THE TASK ->
Give only the number of lines that hold the word "Ablation".

Dataset entries on figures ->
◇ ◇ ◇ ◇

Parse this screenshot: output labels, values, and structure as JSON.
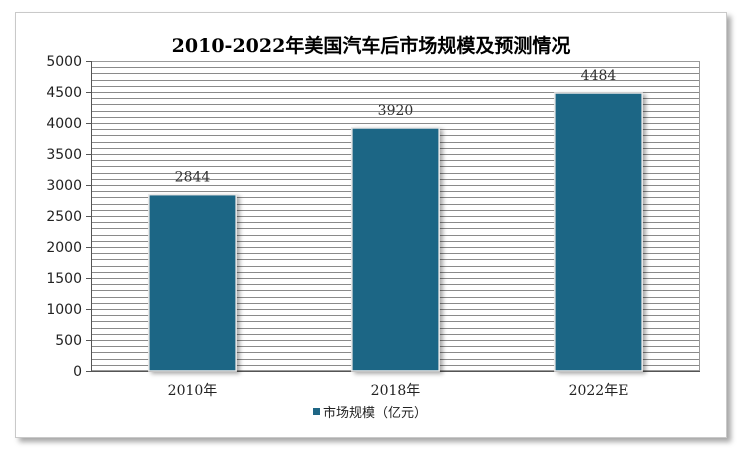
{
  "chart_data": {
    "type": "bar",
    "title": "2010-2022年美国汽车后市场规模及预测情况",
    "categories": [
      "2010年",
      "2018年",
      "2022年E"
    ],
    "series": [
      {
        "name": "市场规模（亿元）",
        "values": [
          2844,
          3920,
          4484
        ]
      }
    ],
    "data_labels": [
      "2844",
      "3920",
      "4484"
    ],
    "y_ticks": [
      "0",
      "500",
      "1000",
      "1500",
      "2000",
      "2500",
      "3000",
      "3500",
      "4000",
      "4500",
      "5000"
    ],
    "ylim": [
      0,
      5000
    ],
    "ystep": 500,
    "xlabel": "",
    "ylabel": "",
    "grid": true,
    "legend_position": "bottom",
    "colors": {
      "bar": "#1f6685",
      "grid": "#8a8a8a",
      "plot_background": "#ffffff"
    }
  }
}
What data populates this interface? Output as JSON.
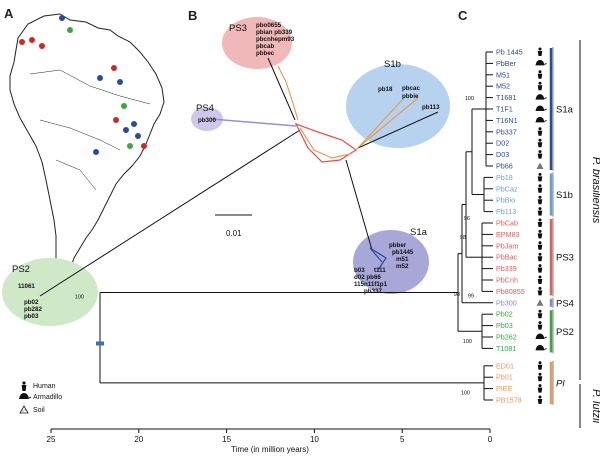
{
  "panels": {
    "a": "A",
    "b": "B",
    "c": "C"
  },
  "colors": {
    "s1a": "#2b4b9c",
    "s1b": "#6b9fd6",
    "ps3": "#e06060",
    "ps4": "#8888cc",
    "ps2": "#3aa840",
    "lutzii": "#e89a58",
    "map_land": "#ffffff"
  },
  "map_points": [
    {
      "color": "#cc2a2a"
    },
    {
      "color": "#cc2a2a"
    },
    {
      "color": "#cc2a2a"
    },
    {
      "color": "#2b4b9c"
    },
    {
      "color": "#3aa840"
    },
    {
      "color": "#2b4b9c"
    },
    {
      "color": "#cc2a2a"
    },
    {
      "color": "#2b4b9c"
    },
    {
      "color": "#3aa840"
    },
    {
      "color": "#cc2a2a"
    },
    {
      "color": "#2b4b9c"
    },
    {
      "color": "#2b4b9c"
    },
    {
      "color": "#2b4b9c"
    },
    {
      "color": "#3aa840"
    },
    {
      "color": "#cc2a2a"
    },
    {
      "color": "#2b4b9c"
    }
  ],
  "network": {
    "ps3": {
      "title": "PS3",
      "members": [
        "pbo0655",
        "pbian pb339",
        "pbcnhepm93",
        "pbcab",
        "pbbec"
      ]
    },
    "s1b": {
      "title": "S1b",
      "members": [
        "pb18",
        "pbcac",
        "pbbie",
        "pb113"
      ]
    },
    "ps4": {
      "title": "PS4",
      "members": [
        "pb300"
      ]
    },
    "s1a": {
      "title": "S1a",
      "members": [
        "pbber",
        "pb1445",
        "m51",
        "m52",
        "b03",
        "t111",
        "d02 pb66",
        "115n11f1p1",
        "pb337"
      ]
    },
    "ps2": {
      "title": "PS2",
      "members": [
        "11061",
        "pb02",
        "pb282",
        "pb03"
      ]
    },
    "scale": "0.01"
  },
  "tree": {
    "tips": [
      {
        "name": "Pb 1445",
        "color": "#2b4b9c",
        "host": "human"
      },
      {
        "name": "PbBer",
        "color": "#2b4b9c",
        "host": "armadillo"
      },
      {
        "name": "M51",
        "color": "#2b4b9c",
        "host": "human"
      },
      {
        "name": "M52",
        "color": "#2b4b9c",
        "host": "human"
      },
      {
        "name": "T1681",
        "color": "#2b4b9c",
        "host": "armadillo"
      },
      {
        "name": "T1F1",
        "color": "#2b4b9c",
        "host": "armadillo"
      },
      {
        "name": "T16N1",
        "color": "#2b4b9c",
        "host": "armadillo"
      },
      {
        "name": "Pb337",
        "color": "#2b4b9c",
        "host": "human"
      },
      {
        "name": "D02",
        "color": "#2b4b9c",
        "host": "human"
      },
      {
        "name": "D03",
        "color": "#2b4b9c",
        "host": "human"
      },
      {
        "name": "Pb66",
        "color": "#2b4b9c",
        "host": "soil"
      },
      {
        "name": "Pb18",
        "color": "#6b9fd6",
        "host": "human"
      },
      {
        "name": "PbCaz",
        "color": "#6b9fd6",
        "host": "human"
      },
      {
        "name": "PbBio",
        "color": "#6b9fd6",
        "host": "human"
      },
      {
        "name": "Pb113",
        "color": "#6b9fd6",
        "host": "human"
      },
      {
        "name": "PbCab",
        "color": "#e06060",
        "host": "human"
      },
      {
        "name": "EPM83",
        "color": "#e06060",
        "host": "human"
      },
      {
        "name": "PbJam",
        "color": "#e06060",
        "host": "human"
      },
      {
        "name": "PbBac",
        "color": "#e06060",
        "host": "human"
      },
      {
        "name": "Pb339",
        "color": "#e06060",
        "host": "human"
      },
      {
        "name": "PbCnh",
        "color": "#e06060",
        "host": "human"
      },
      {
        "name": "Pb80855",
        "color": "#e06060",
        "host": "human"
      },
      {
        "name": "Pb300",
        "color": "#8888cc",
        "host": "soil"
      },
      {
        "name": "Pb02",
        "color": "#3aa840",
        "host": "human"
      },
      {
        "name": "Pb03",
        "color": "#3aa840",
        "host": "human"
      },
      {
        "name": "Pb262",
        "color": "#3aa840",
        "host": "armadillo"
      },
      {
        "name": "T1081",
        "color": "#3aa840",
        "host": "armadillo"
      },
      {
        "name": "ED01",
        "color": "#e89a58",
        "host": "human"
      },
      {
        "name": "Pb01",
        "color": "#e89a58",
        "host": "human"
      },
      {
        "name": "PIEE",
        "color": "#e89a58",
        "host": "human"
      },
      {
        "name": "PB1578",
        "color": "#e89a58",
        "host": "human"
      }
    ],
    "clades": [
      {
        "label": "S1a",
        "color": "#2b4b9c"
      },
      {
        "label": "S1b",
        "color": "#6b9fd6"
      },
      {
        "label": "PS3",
        "color": "#e06060"
      },
      {
        "label": "PS4",
        "color": "#8888cc"
      },
      {
        "label": "PS2",
        "color": "#3aa840"
      },
      {
        "label": "Pl",
        "color": "#e89a58"
      }
    ],
    "species": [
      "P. brasiliensis",
      "P. lutzii"
    ],
    "bootstrap": [
      "100",
      "96",
      "98",
      "98",
      "99",
      "100",
      "100",
      "100"
    ]
  },
  "axis": {
    "label": "Time (in million years)",
    "ticks": [
      25,
      20,
      15,
      10,
      5,
      0
    ],
    "range": [
      25,
      0
    ]
  },
  "legend": {
    "human": "Human",
    "armadillo": "Armadillo",
    "soil": "Soil"
  }
}
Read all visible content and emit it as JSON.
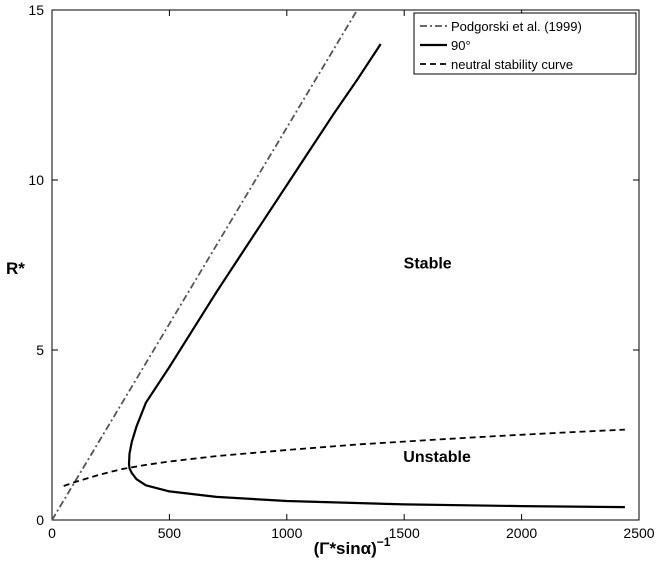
{
  "chart_data": {
    "type": "line",
    "xlabel": "(Γ*sinα)",
    "xlabel_sup": "−1",
    "ylabel": "R*",
    "xlim": [
      0,
      2500
    ],
    "ylim": [
      0,
      15
    ],
    "xticks": [
      "0",
      "500",
      "1000",
      "1500",
      "2000",
      "2500"
    ],
    "yticks": [
      "0",
      "5",
      "10",
      "15"
    ],
    "grid": false,
    "legend_position": "top-right",
    "annotations": [
      {
        "text": "Stable",
        "x": 1600,
        "y": 7.4
      },
      {
        "text": "Unstable",
        "x": 1640,
        "y": 1.7
      }
    ],
    "series": [
      {
        "name": "Podgorski et al. (1999)",
        "style": "dash-dot",
        "color": "#555555",
        "x": [
          0,
          1300
        ],
        "y": [
          0,
          15
        ]
      },
      {
        "name": "90°",
        "style": "solid",
        "color": "#000000",
        "x": [
          2440,
          2000,
          1500,
          1000,
          700,
          500,
          400,
          360,
          340,
          330,
          328,
          330,
          340,
          360,
          400,
          500,
          600,
          700,
          800,
          900,
          1000,
          1100,
          1200,
          1300,
          1400
        ],
        "y": [
          0.38,
          0.41,
          0.46,
          0.56,
          0.68,
          0.84,
          1.02,
          1.2,
          1.38,
          1.52,
          1.65,
          1.95,
          2.3,
          2.75,
          3.45,
          4.5,
          5.6,
          6.7,
          7.75,
          8.8,
          9.85,
          10.9,
          11.95,
          12.95,
          14.0
        ]
      },
      {
        "name": "neutral stability curve",
        "style": "dashed",
        "color": "#000000",
        "x": [
          50,
          100,
          200,
          300,
          400,
          500,
          700,
          1000,
          1300,
          1600,
          1900,
          2200,
          2440
        ],
        "y": [
          1.0,
          1.12,
          1.33,
          1.5,
          1.62,
          1.72,
          1.88,
          2.06,
          2.22,
          2.35,
          2.47,
          2.58,
          2.66
        ]
      }
    ]
  }
}
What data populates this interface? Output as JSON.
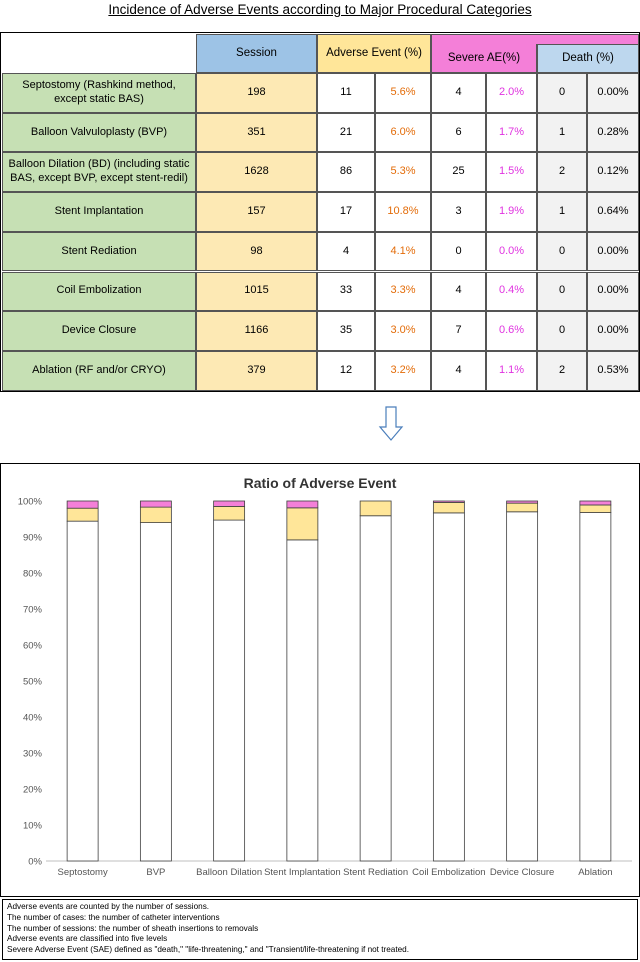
{
  "title": "Incidence of Adverse Events according to Major Procedural Categories",
  "table": {
    "headers": {
      "session": "Session",
      "adverse_event": "Adverse Event (%)",
      "severe_ae": "Severe AE(%)",
      "death": "Death (%)"
    },
    "rows": [
      {
        "label": "Septostomy (Rashkind method, except static BAS)",
        "session": "198",
        "ae": "11",
        "ae_pct": "5.6%",
        "sae": "4",
        "sae_pct": "2.0%",
        "death": "0",
        "death_pct": "0.00%"
      },
      {
        "label": "Balloon Valvuloplasty (BVP)",
        "session": "351",
        "ae": "21",
        "ae_pct": "6.0%",
        "sae": "6",
        "sae_pct": "1.7%",
        "death": "1",
        "death_pct": "0.28%"
      },
      {
        "label": "Balloon Dilation (BD) (including static BAS, except BVP, except stent-redil)",
        "session": "1628",
        "ae": "86",
        "ae_pct": "5.3%",
        "sae": "25",
        "sae_pct": "1.5%",
        "death": "2",
        "death_pct": "0.12%"
      },
      {
        "label": "Stent Implantation",
        "session": "157",
        "ae": "17",
        "ae_pct": "10.8%",
        "sae": "3",
        "sae_pct": "1.9%",
        "death": "1",
        "death_pct": "0.64%"
      },
      {
        "label": "Stent Rediation",
        "session": "98",
        "ae": "4",
        "ae_pct": "4.1%",
        "sae": "0",
        "sae_pct": "0.0%",
        "death": "0",
        "death_pct": "0.00%"
      },
      {
        "label": "Coil Embolization",
        "session": "1015",
        "ae": "33",
        "ae_pct": "3.3%",
        "sae": "4",
        "sae_pct": "0.4%",
        "death": "0",
        "death_pct": "0.00%"
      },
      {
        "label": "Device Closure",
        "session": "1166",
        "ae": "35",
        "ae_pct": "3.0%",
        "sae": "7",
        "sae_pct": "0.6%",
        "death": "0",
        "death_pct": "0.00%"
      },
      {
        "label": "Ablation (RF and/or CRYO)",
        "session": "379",
        "ae": "12",
        "ae_pct": "3.2%",
        "sae": "4",
        "sae_pct": "1.1%",
        "death": "2",
        "death_pct": "0.53%"
      }
    ]
  },
  "chart_data": {
    "type": "bar",
    "stacked": true,
    "title": "Ratio of Adverse Event",
    "categories": [
      "Septostomy",
      "BVP",
      "Balloon Dilation",
      "Stent Implantation",
      "Stent Rediation",
      "Coil Embolization",
      "Device Closure",
      "Ablation"
    ],
    "ylim": [
      0,
      100
    ],
    "yticks": [
      "0%",
      "10%",
      "20%",
      "30%",
      "40%",
      "50%",
      "60%",
      "70%",
      "80%",
      "90%",
      "100%"
    ],
    "series": [
      {
        "values": [
          94.4,
          94.0,
          94.7,
          89.2,
          95.9,
          96.7,
          97.0,
          96.8
        ],
        "color": "#ffffff"
      },
      {
        "values": [
          3.6,
          4.3,
          3.8,
          8.9,
          4.1,
          2.9,
          2.4,
          2.1
        ],
        "color": "#ffe699"
      },
      {
        "values": [
          2.0,
          1.7,
          1.5,
          1.9,
          0.0,
          0.4,
          0.6,
          1.1
        ],
        "color": "#f47fd8"
      }
    ],
    "grid": false,
    "legend": "none"
  },
  "notes": [
    "Adverse events are counted by the number of sessions.",
    "The number of cases: the number of catheter interventions",
    "The number of sessions: the number of sheath insertions to removals",
    "Adverse events are classified into five levels",
    "Severe Adverse Event (SAE) defined as \"death,\" \"life-threatening,\" and \"Transient/life-threatening if not treated."
  ],
  "icons": {
    "arrow": "down-arrow-icon"
  }
}
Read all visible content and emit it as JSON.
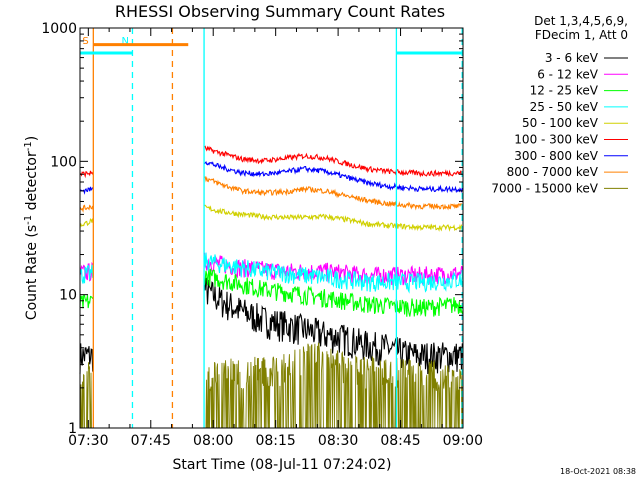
{
  "chart_data": {
    "type": "line",
    "title": "RHESSI Observing Summary Count Rates",
    "xlabel": "Start Time (08-Jul-11 07:24:02)",
    "ylabel_main": "Count Rate (s",
    "ylabel_sup1": "-1",
    "ylabel_mid": " detector",
    "ylabel_sup2": "-1",
    "ylabel_end": ")",
    "yscale": "log",
    "ylim": [
      1,
      1000
    ],
    "xlim_minutes": [
      448.0,
      540.0
    ],
    "xticks": [
      {
        "minute": 450,
        "label": "07:30"
      },
      {
        "minute": 465,
        "label": "07:45"
      },
      {
        "minute": 480,
        "label": "08:00"
      },
      {
        "minute": 495,
        "label": "08:15"
      },
      {
        "minute": 510,
        "label": "08:30"
      },
      {
        "minute": 525,
        "label": "08:45"
      },
      {
        "minute": 540,
        "label": "09:00"
      }
    ],
    "yticks": [
      {
        "value": 1,
        "label": "1"
      },
      {
        "value": 10,
        "label": "10"
      },
      {
        "value": 100,
        "label": "100"
      },
      {
        "value": 1000,
        "label": "1000"
      }
    ],
    "legend_header": [
      "Det 1,3,4,5,6,9,",
      "FDecim 1, Att 0"
    ],
    "data_gap_minutes": [
      451.1,
      477.9
    ],
    "series": [
      {
        "name": "3 - 6 keV",
        "color": "#000000",
        "pts": [
          [
            448.0,
            3.5
          ],
          [
            451.0,
            3.5
          ],
          [
            478.0,
            11
          ],
          [
            482,
            9
          ],
          [
            487,
            7.5
          ],
          [
            492,
            6.5
          ],
          [
            497,
            6
          ],
          [
            502,
            5.5
          ],
          [
            507,
            5
          ],
          [
            512,
            4.7
          ],
          [
            517,
            4.2
          ],
          [
            522,
            4
          ],
          [
            526,
            3.6
          ],
          [
            530,
            3.5
          ],
          [
            540,
            3.5
          ]
        ]
      },
      {
        "name": "6 - 12 keV",
        "color": "#ff00ff",
        "pts": [
          [
            448.0,
            14.5
          ],
          [
            451.0,
            15
          ],
          [
            478.0,
            18
          ],
          [
            482,
            17
          ],
          [
            487,
            16
          ],
          [
            492,
            15.5
          ],
          [
            497,
            15
          ],
          [
            502,
            15
          ],
          [
            507,
            15
          ],
          [
            512,
            14.5
          ],
          [
            517,
            14
          ],
          [
            522,
            14
          ],
          [
            530,
            14
          ],
          [
            540,
            14.5
          ]
        ]
      },
      {
        "name": "12 - 25 keV",
        "color": "#00ff00",
        "pts": [
          [
            448.0,
            8.5
          ],
          [
            451.0,
            9
          ],
          [
            478.0,
            14
          ],
          [
            482,
            13
          ],
          [
            487,
            12
          ],
          [
            492,
            11
          ],
          [
            497,
            10.5
          ],
          [
            502,
            10
          ],
          [
            507,
            9.5
          ],
          [
            512,
            9
          ],
          [
            517,
            8.5
          ],
          [
            522,
            8.3
          ],
          [
            530,
            8
          ],
          [
            540,
            8.5
          ]
        ]
      },
      {
        "name": "25 - 50 keV",
        "color": "#00ffff",
        "pts": [
          [
            448.0,
            14
          ],
          [
            451.0,
            14.5
          ],
          [
            478.0,
            18
          ],
          [
            482,
            17
          ],
          [
            487,
            16
          ],
          [
            492,
            15
          ],
          [
            497,
            14.5
          ],
          [
            502,
            14
          ],
          [
            507,
            13.5
          ],
          [
            512,
            13
          ],
          [
            517,
            12.5
          ],
          [
            522,
            12.5
          ],
          [
            530,
            12.5
          ],
          [
            540,
            13
          ]
        ]
      },
      {
        "name": "50 - 100 keV",
        "color": "#d0d000",
        "pts": [
          [
            448.0,
            33
          ],
          [
            451.0,
            36
          ],
          [
            478.0,
            45
          ],
          [
            482,
            42
          ],
          [
            487,
            40
          ],
          [
            492,
            38.5
          ],
          [
            497,
            38
          ],
          [
            502,
            38
          ],
          [
            507,
            38.5
          ],
          [
            512,
            36.5
          ],
          [
            517,
            34
          ],
          [
            522,
            33
          ],
          [
            530,
            32
          ],
          [
            540,
            32
          ]
        ]
      },
      {
        "name": "100 - 300 keV",
        "color": "#ff0000",
        "pts": [
          [
            448.0,
            80
          ],
          [
            451.0,
            82
          ],
          [
            478.0,
            125
          ],
          [
            482,
            115
          ],
          [
            487,
            104
          ],
          [
            492,
            101
          ],
          [
            497,
            105
          ],
          [
            502,
            110
          ],
          [
            507,
            106
          ],
          [
            512,
            96
          ],
          [
            517,
            88
          ],
          [
            522,
            84
          ],
          [
            530,
            81
          ],
          [
            540,
            82
          ]
        ]
      },
      {
        "name": "300 - 800 keV",
        "color": "#0000ff",
        "pts": [
          [
            448.0,
            60
          ],
          [
            451.0,
            62
          ],
          [
            478.0,
            100
          ],
          [
            482,
            90
          ],
          [
            487,
            82
          ],
          [
            492,
            80
          ],
          [
            497,
            83
          ],
          [
            502,
            88
          ],
          [
            507,
            84
          ],
          [
            512,
            76
          ],
          [
            517,
            69
          ],
          [
            522,
            65
          ],
          [
            530,
            62
          ],
          [
            540,
            62
          ]
        ]
      },
      {
        "name": "800 - 7000 keV",
        "color": "#ff8000",
        "pts": [
          [
            448.0,
            44
          ],
          [
            451.0,
            46
          ],
          [
            478.0,
            75
          ],
          [
            482,
            67
          ],
          [
            487,
            60
          ],
          [
            492,
            58
          ],
          [
            497,
            59
          ],
          [
            502,
            62
          ],
          [
            507,
            60
          ],
          [
            512,
            55
          ],
          [
            517,
            51
          ],
          [
            522,
            48
          ],
          [
            530,
            46
          ],
          [
            540,
            46
          ]
        ]
      },
      {
        "name": "7000 - 15000 keV",
        "color": "#808000",
        "pts": [
          [
            448.0,
            2.0
          ],
          [
            451.0,
            2.0
          ],
          [
            478.0,
            2.0
          ],
          [
            497,
            2.3
          ],
          [
            500,
            2.7
          ],
          [
            509,
            2.7
          ],
          [
            512,
            2.2
          ],
          [
            540,
            2.0
          ]
        ]
      }
    ],
    "markers": [
      {
        "label": "S",
        "color": "#ff8000",
        "dash": false,
        "minute": 451.2
      },
      {
        "label": "N",
        "color": "#00ffff",
        "dash": true,
        "minute": 460.6
      },
      {
        "label": "",
        "color": "#ff8000",
        "dash": true,
        "minute": 470.2
      },
      {
        "label": "",
        "color": "#00ffff",
        "dash": false,
        "minute": 477.8
      },
      {
        "label": "",
        "color": "#00ffff",
        "dash": false,
        "minute": 524.0
      },
      {
        "label": "",
        "color": "#00ffff",
        "dash": true,
        "minute": 539.8
      }
    ],
    "bars": [
      {
        "color": "#ff8000",
        "from": 451.2,
        "to": 474.0,
        "value": 750
      },
      {
        "color": "#00ffff",
        "from": 448.0,
        "to": 460.6,
        "value": 650
      },
      {
        "color": "#00ffff",
        "from": 524.0,
        "to": 539.8,
        "value": 650
      }
    ]
  },
  "footer_date": "18-Oct-2021 08:38"
}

◇ ◇ ◇ ◇

FULL OUTPUT ->
2